## Start Extracted text

Domangart mac Domnaill (died 673) was a king in Dál Riata (modern western Scotland) and the son of Domnall Brecc. It is not clear whether he was over-king of Dál Riata or king of the Cenél nGabráin.

Domangart is not listed by the Duan Albanach but is included in other sources, such as genealogies of William the Lion, and that of Causantín mac Cuilén found with the Senchus fer n-Alban. In these genealogies he is noted as the father of Eochaid mac Domangairt.

The Annals of Ulster for 673 report: "The killing of Domangart, son of Domnall Brecc, the king of Dál Riata." Some king-lists state that in his time the Cenél Comgaill separated from the Cenél nGabráin.

## End Extracted text

Work instructions:
[1] From the passage on Domangart mac Domnaill, copy the part that opens with the words containing "Domangart is not" and closes with "from the Cenél nGabráin.".
[2] List every person named in the passage on Domangart mac Domnaill, Domangart included.
[3] According to the passage on Domangart mac Domnaill, which of his sons do the genealogies name?

## Start Data provided

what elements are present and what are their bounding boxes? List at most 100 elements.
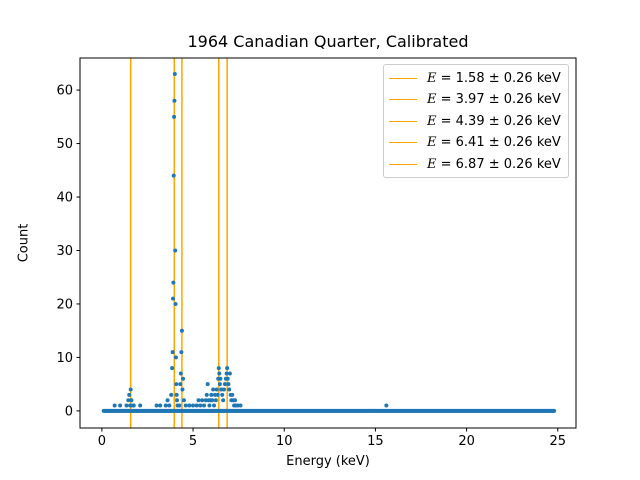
data-point: [212, 392, 217, 397]
data-point: [227, 371, 232, 376]
legend-swatch: [389, 77, 417, 79]
data-point: [179, 328, 184, 333]
x-axis-ticks: 0 5 10 15 20 25: [98, 428, 566, 449]
data-point: [127, 392, 132, 397]
legend-label-text: = 6.41 ± 0.26 keV: [436, 135, 561, 150]
legend-swatch: [389, 163, 417, 165]
y-tick-label: 10: [56, 351, 73, 366]
x-tick-label: 10: [276, 434, 293, 449]
data-point: [217, 371, 222, 376]
data-point: [131, 403, 136, 408]
data-point: [171, 280, 176, 285]
data-point: [126, 398, 131, 403]
data-point: [174, 392, 179, 397]
legend: E = 1.58 ± 0.26 keV E = 3.97 ± 0.26 keV …: [383, 64, 569, 178]
vlines-layer: [129, 58, 228, 428]
data-point: [220, 392, 225, 397]
data-point: [138, 403, 143, 408]
data-point: [163, 403, 168, 408]
legend-label-text: = 3.97 ± 0.26 keV: [436, 92, 561, 107]
data-point: [235, 403, 240, 408]
legend-label: E = 6.41 ± 0.26 keV: [427, 135, 561, 150]
data-point: [174, 382, 179, 387]
data-point: [217, 382, 222, 387]
data-point: [224, 371, 229, 376]
data-point: [171, 173, 176, 178]
data-point: [196, 398, 201, 403]
data-point: [210, 398, 215, 403]
data-point: [158, 403, 163, 408]
legend-label-var: E: [427, 113, 437, 129]
legend-label-text: = 4.39 ± 0.26 keV: [436, 113, 561, 129]
legend-label: E = 4.39 ± 0.26 keV: [427, 114, 561, 129]
legend-item-2: E = 3.97 ± 0.26 keV: [389, 91, 561, 109]
y-tick-label: 50: [56, 137, 73, 152]
data-point: [200, 398, 205, 403]
data-point: [194, 403, 199, 408]
data-point: [118, 403, 123, 408]
data-point: [165, 398, 170, 403]
data-point: [129, 398, 134, 403]
data-point: [173, 301, 178, 306]
legend-swatch: [389, 142, 417, 143]
x-axis-label: Energy (keV): [286, 454, 370, 469]
legend-label-var: E: [427, 135, 437, 150]
chart-title: 1964 Canadian Quarter, Calibrated: [187, 32, 469, 51]
data-point: [128, 387, 133, 392]
data-point: [219, 387, 224, 392]
legend-label: E = 3.97 ± 0.26 keV: [427, 92, 561, 107]
legend-label-var: E: [427, 156, 437, 172]
data-point: [214, 387, 219, 392]
data-point: [215, 392, 220, 397]
y-tick-label: 30: [56, 244, 73, 259]
legend-label: E = 6.87 ± 0.26 keV: [427, 157, 561, 172]
data-point: [552, 408, 557, 413]
data-point: [177, 403, 182, 408]
legend-item-5: E = 6.87 ± 0.26 keV: [389, 155, 561, 173]
points-layer: [101, 72, 557, 413]
data-point: [183, 403, 188, 408]
legend-item-1: E = 1.58 ± 0.26 keV: [389, 69, 561, 87]
data-point: [175, 398, 180, 403]
data-point: [222, 382, 227, 387]
data-point: [198, 403, 203, 408]
data-point: [154, 403, 159, 408]
data-point: [230, 392, 235, 397]
data-point: [178, 371, 183, 376]
data-point: [167, 403, 172, 408]
data-point: [211, 387, 216, 392]
data-point: [172, 98, 177, 103]
data-point: [179, 350, 184, 355]
legend-swatch: [389, 99, 417, 100]
data-point: [169, 392, 174, 397]
data-point: [209, 392, 214, 397]
legend-label: E = 1.58 ± 0.26 keV: [427, 71, 561, 86]
legend-item-4: E = 6.41 ± 0.26 keV: [389, 134, 561, 152]
data-point: [225, 366, 230, 371]
legend-item-3: E = 4.39 ± 0.26 keV: [389, 112, 561, 130]
y-tick-label: 60: [56, 84, 73, 99]
data-point: [212, 403, 217, 408]
data-point: [191, 403, 196, 408]
data-point: [172, 72, 177, 77]
data-point: [187, 403, 192, 408]
data-point: [205, 382, 210, 387]
data-point: [204, 392, 209, 397]
data-point: [227, 387, 232, 392]
data-point: [171, 296, 175, 301]
data-point: [181, 376, 186, 381]
data-point: [218, 376, 223, 381]
data-point: [172, 114, 177, 119]
data-point: [170, 350, 175, 355]
data-point: [124, 403, 129, 408]
data-point: [216, 366, 221, 371]
data-point: [226, 382, 231, 387]
data-point: [173, 355, 178, 360]
data-point: [213, 398, 218, 403]
data-point: [178, 382, 183, 387]
legend-label-var: E: [427, 70, 437, 86]
plot-frame: [79, 57, 577, 429]
data-point: [170, 366, 175, 371]
y-tick-label: 0: [65, 404, 73, 419]
x-tick-label: 25: [549, 434, 566, 449]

## End Data provided

The responses:
[1]
Domangart is not listed by the Duan Albanach but is included in other sources, such as genealogies of William the Lion, and that of Causantín mac Cuilén found with the Senchus fer n-Alban. In these genealogies he is noted as the father of Eochaid mac Domangairt.

The Annals of Ulster for 673 report: "The killing of Domangart, son of Domnall Brecc, the king of Dál Riata." Some king-lists state that in his time the Cenél Comgaill separated from the Cenél nGabráin.

[2]
Domangart mac Domnaill
Domnall Brecc
William the Lion
Causantín mac Cuilén
Eochaid mac Domangairt

[3] Eochaid mac Domangairt